▶ Brief
Collect every line that includes the string "JSON".

▶ Data rows

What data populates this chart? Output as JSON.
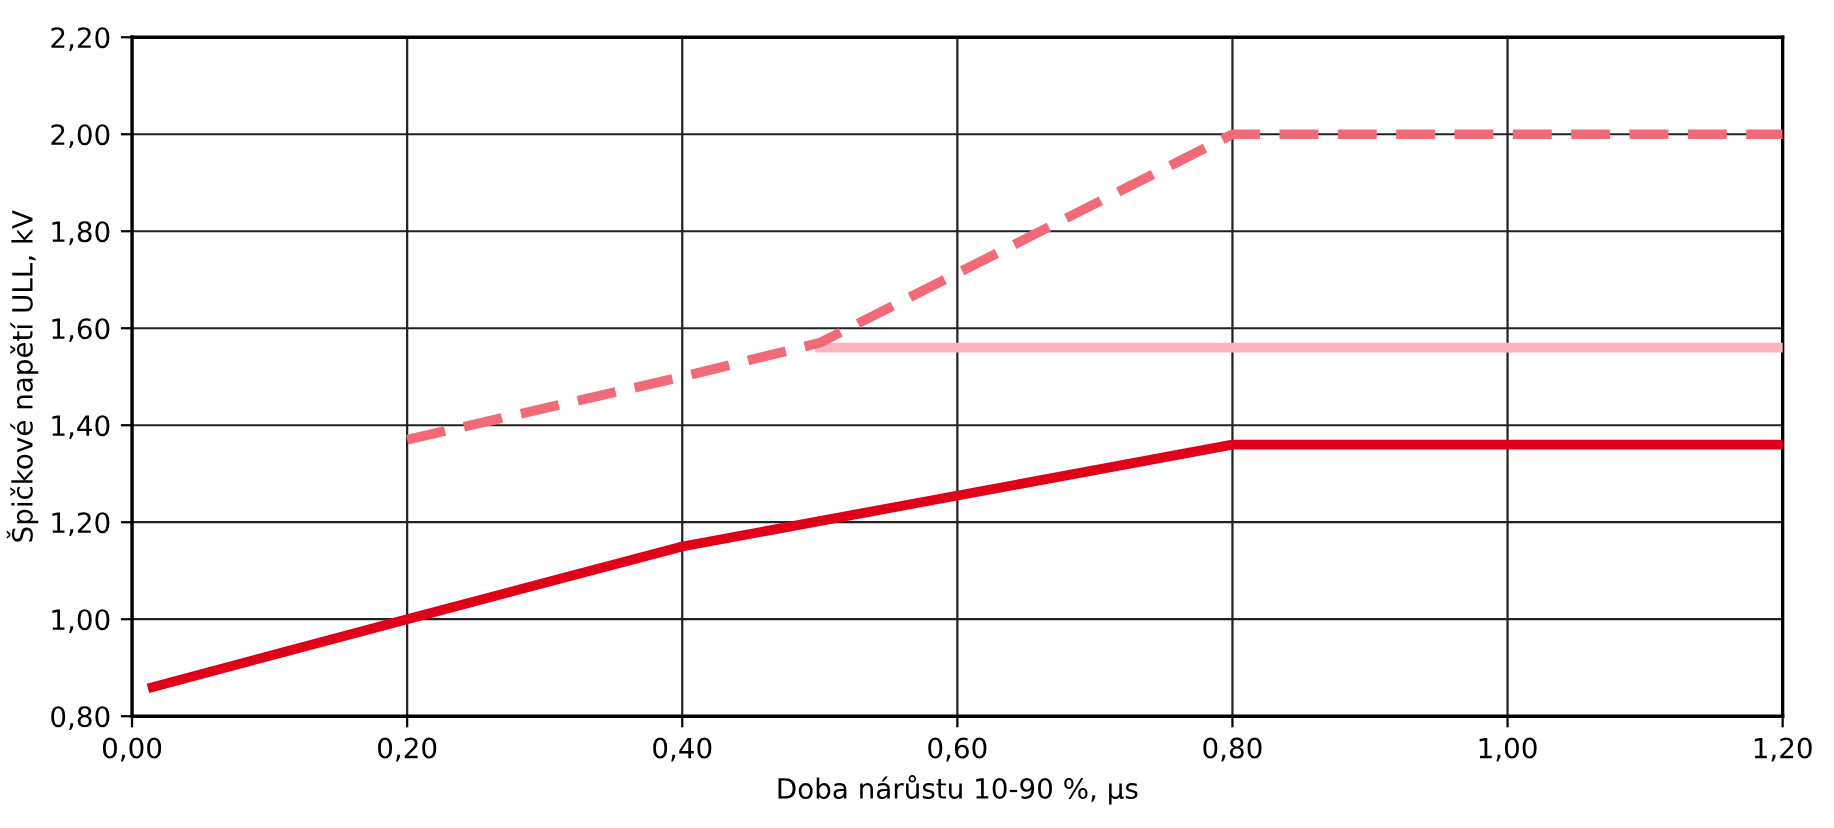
{
  "chart_data": {
    "type": "line",
    "xlabel": "Doba nárůstu 10-90 %, µs",
    "ylabel": "Špičkové napětí ULL, kV",
    "xlim": [
      0,
      1.2
    ],
    "ylim": [
      0.8,
      2.2
    ],
    "xticks": [
      {
        "value": 0,
        "label": "0,00"
      },
      {
        "value": 0.2,
        "label": "0,20"
      },
      {
        "value": 0.4,
        "label": "0,40"
      },
      {
        "value": 0.6,
        "label": "0,60"
      },
      {
        "value": 0.8,
        "label": "0,80"
      },
      {
        "value": 1.0,
        "label": "1,00"
      },
      {
        "value": 1.2,
        "label": "1,20"
      }
    ],
    "yticks": [
      {
        "value": 0.8,
        "label": "0,80"
      },
      {
        "value": 1.0,
        "label": "1,00"
      },
      {
        "value": 1.2,
        "label": "1,20"
      },
      {
        "value": 1.4,
        "label": "1,40"
      },
      {
        "value": 1.6,
        "label": "1,60"
      },
      {
        "value": 1.8,
        "label": "1,80"
      },
      {
        "value": 2.0,
        "label": "2,00"
      },
      {
        "value": 2.2,
        "label": "2,20"
      }
    ],
    "grid": true,
    "marker": "none",
    "series": [
      {
        "color": "#ffb3bd",
        "line_style": "solid",
        "x": [
          0.5,
          1.2
        ],
        "values": [
          1.56,
          1.56
        ]
      },
      {
        "color": "#f06a78",
        "line_style": "dashed",
        "x": [
          0.2,
          0.4,
          0.5,
          0.8,
          1.2
        ],
        "values": [
          1.37,
          1.5,
          1.57,
          2.0,
          2.0
        ]
      },
      {
        "color": "#e1001a",
        "line_style": "solid",
        "x": [
          0.015,
          0.2,
          0.4,
          0.8,
          1.2
        ],
        "values": [
          0.86,
          1.0,
          1.15,
          1.36,
          1.36
        ]
      }
    ]
  }
}
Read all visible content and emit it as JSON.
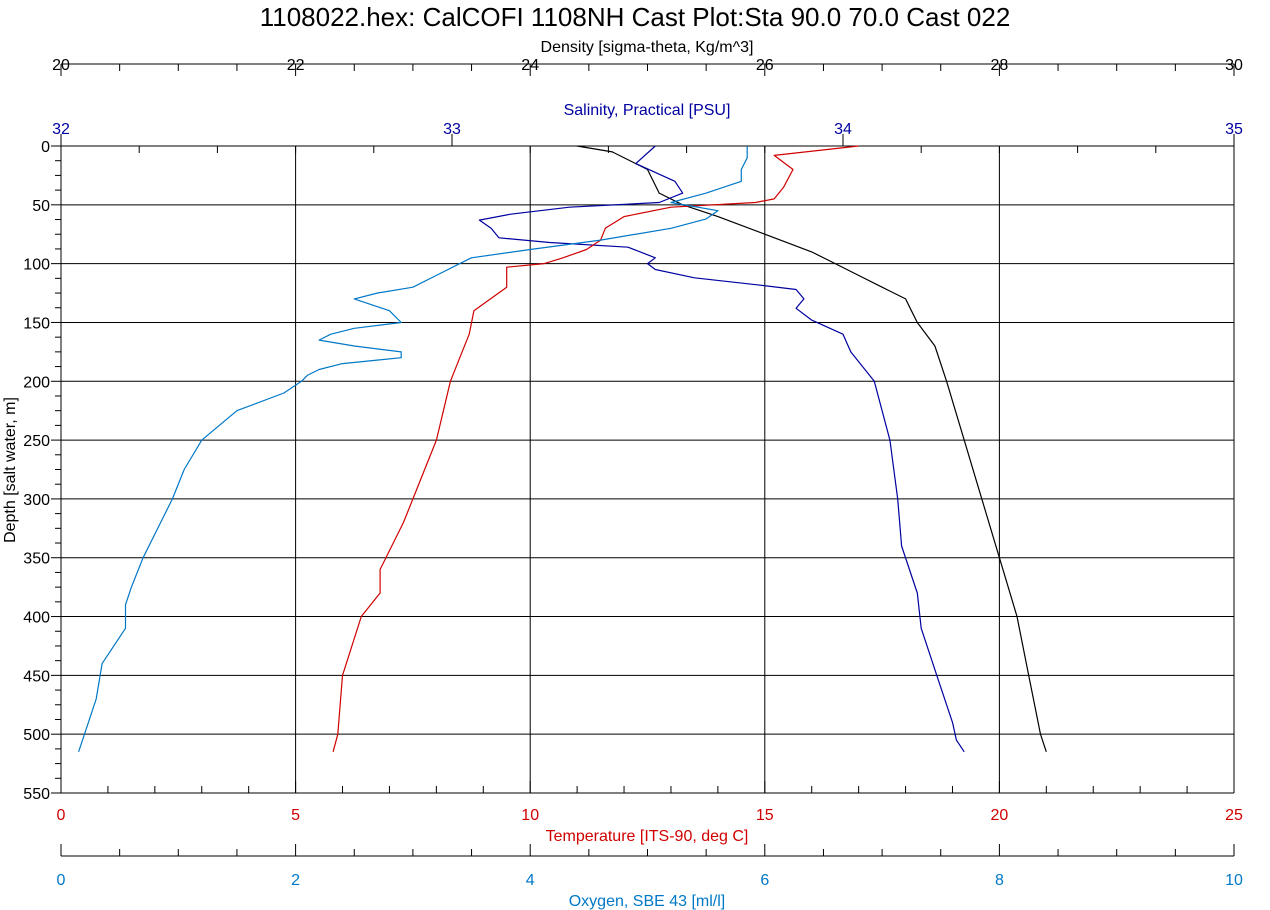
{
  "colors": {
    "density": "#000000",
    "salinity": "#0000a0",
    "temperature": "#d00000",
    "oxygen": "#0078c8",
    "grid": "#000000"
  },
  "chart_data": {
    "type": "line",
    "title": "1108022.hex: CalCOFI 1108NH Cast Plot:Sta 90.0 70.0 Cast 022",
    "grid": true,
    "y_axis": {
      "label": "Depth [salt water, m]",
      "range": [
        0,
        550
      ],
      "inverted": true,
      "ticks": [
        "0",
        "50",
        "100",
        "150",
        "200",
        "250",
        "300",
        "350",
        "400",
        "450",
        "500",
        "550"
      ]
    },
    "x_axes": [
      {
        "key": "density",
        "label": "Density [sigma-theta, Kg/m^3]",
        "position": "top",
        "range": [
          20,
          30
        ],
        "ticks": [
          "20",
          "22",
          "24",
          "26",
          "28",
          "30"
        ]
      },
      {
        "key": "salinity",
        "label": "Salinity, Practical [PSU]",
        "position": "top",
        "range": [
          32,
          35
        ],
        "ticks": [
          "32",
          "33",
          "34",
          "35"
        ]
      },
      {
        "key": "temperature",
        "label": "Temperature [ITS-90, deg C]",
        "position": "bottom",
        "range": [
          0,
          25
        ],
        "ticks": [
          "0",
          "5",
          "10",
          "15",
          "20",
          "25"
        ]
      },
      {
        "key": "oxygen",
        "label": "Oxygen, SBE 43 [ml/l]",
        "position": "bottom",
        "range": [
          0,
          10
        ],
        "ticks": [
          "0",
          "2",
          "4",
          "6",
          "8",
          "10"
        ]
      }
    ],
    "series": [
      {
        "key": "density",
        "points": [
          [
            0,
            24.4
          ],
          [
            5,
            24.7
          ],
          [
            20,
            25.0
          ],
          [
            40,
            25.1
          ],
          [
            50,
            25.3
          ],
          [
            60,
            25.6
          ],
          [
            75,
            26.0
          ],
          [
            90,
            26.4
          ],
          [
            100,
            26.6
          ],
          [
            110,
            26.8
          ],
          [
            120,
            27.0
          ],
          [
            130,
            27.2
          ],
          [
            140,
            27.25
          ],
          [
            150,
            27.3
          ],
          [
            170,
            27.45
          ],
          [
            200,
            27.55
          ],
          [
            250,
            27.7
          ],
          [
            300,
            27.85
          ],
          [
            350,
            28.0
          ],
          [
            400,
            28.15
          ],
          [
            450,
            28.25
          ],
          [
            500,
            28.35
          ],
          [
            515,
            28.4
          ]
        ]
      },
      {
        "key": "salinity",
        "points": [
          [
            0,
            33.52
          ],
          [
            15,
            33.47
          ],
          [
            30,
            33.57
          ],
          [
            40,
            33.59
          ],
          [
            48,
            33.53
          ],
          [
            52,
            33.3
          ],
          [
            58,
            33.15
          ],
          [
            63,
            33.07
          ],
          [
            70,
            33.1
          ],
          [
            78,
            33.12
          ],
          [
            82,
            33.25
          ],
          [
            86,
            33.45
          ],
          [
            95,
            33.52
          ],
          [
            100,
            33.5
          ],
          [
            105,
            33.52
          ],
          [
            112,
            33.62
          ],
          [
            118,
            33.78
          ],
          [
            122,
            33.88
          ],
          [
            130,
            33.9
          ],
          [
            138,
            33.88
          ],
          [
            148,
            33.92
          ],
          [
            160,
            34.0
          ],
          [
            175,
            34.02
          ],
          [
            200,
            34.08
          ],
          [
            250,
            34.12
          ],
          [
            300,
            34.14
          ],
          [
            340,
            34.15
          ],
          [
            380,
            34.19
          ],
          [
            410,
            34.2
          ],
          [
            450,
            34.24
          ],
          [
            490,
            34.28
          ],
          [
            505,
            34.29
          ],
          [
            515,
            34.31
          ]
        ]
      },
      {
        "key": "temperature",
        "points": [
          [
            0,
            17.0
          ],
          [
            8,
            15.2
          ],
          [
            20,
            15.6
          ],
          [
            35,
            15.4
          ],
          [
            45,
            15.2
          ],
          [
            48,
            14.8
          ],
          [
            52,
            13.0
          ],
          [
            60,
            12.0
          ],
          [
            70,
            11.6
          ],
          [
            80,
            11.5
          ],
          [
            88,
            11.2
          ],
          [
            95,
            10.7
          ],
          [
            100,
            10.3
          ],
          [
            103,
            9.5
          ],
          [
            110,
            9.5
          ],
          [
            120,
            9.5
          ],
          [
            140,
            8.8
          ],
          [
            160,
            8.7
          ],
          [
            180,
            8.5
          ],
          [
            200,
            8.3
          ],
          [
            250,
            8.0
          ],
          [
            300,
            7.5
          ],
          [
            320,
            7.3
          ],
          [
            360,
            6.8
          ],
          [
            380,
            6.8
          ],
          [
            400,
            6.4
          ],
          [
            450,
            6.0
          ],
          [
            500,
            5.9
          ],
          [
            515,
            5.8
          ]
        ]
      },
      {
        "key": "oxygen",
        "points": [
          [
            0,
            5.85
          ],
          [
            10,
            5.85
          ],
          [
            20,
            5.8
          ],
          [
            30,
            5.8
          ],
          [
            40,
            5.5
          ],
          [
            48,
            5.2
          ],
          [
            55,
            5.6
          ],
          [
            62,
            5.5
          ],
          [
            70,
            5.2
          ],
          [
            80,
            4.6
          ],
          [
            88,
            4.0
          ],
          [
            95,
            3.5
          ],
          [
            100,
            3.4
          ],
          [
            110,
            3.2
          ],
          [
            120,
            3.0
          ],
          [
            125,
            2.7
          ],
          [
            130,
            2.5
          ],
          [
            140,
            2.8
          ],
          [
            150,
            2.9
          ],
          [
            155,
            2.5
          ],
          [
            160,
            2.3
          ],
          [
            165,
            2.2
          ],
          [
            170,
            2.5
          ],
          [
            175,
            2.9
          ],
          [
            180,
            2.9
          ],
          [
            185,
            2.4
          ],
          [
            190,
            2.2
          ],
          [
            195,
            2.1
          ],
          [
            200,
            2.05
          ],
          [
            210,
            1.9
          ],
          [
            225,
            1.5
          ],
          [
            250,
            1.2
          ],
          [
            275,
            1.05
          ],
          [
            300,
            0.95
          ],
          [
            320,
            0.85
          ],
          [
            350,
            0.7
          ],
          [
            375,
            0.6
          ],
          [
            390,
            0.55
          ],
          [
            410,
            0.55
          ],
          [
            440,
            0.35
          ],
          [
            470,
            0.3
          ],
          [
            500,
            0.2
          ],
          [
            515,
            0.15
          ]
        ]
      }
    ]
  }
}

▶ Correct response
What data populates this chart? Output as JSON.
Read all visible content and emit it as JSON.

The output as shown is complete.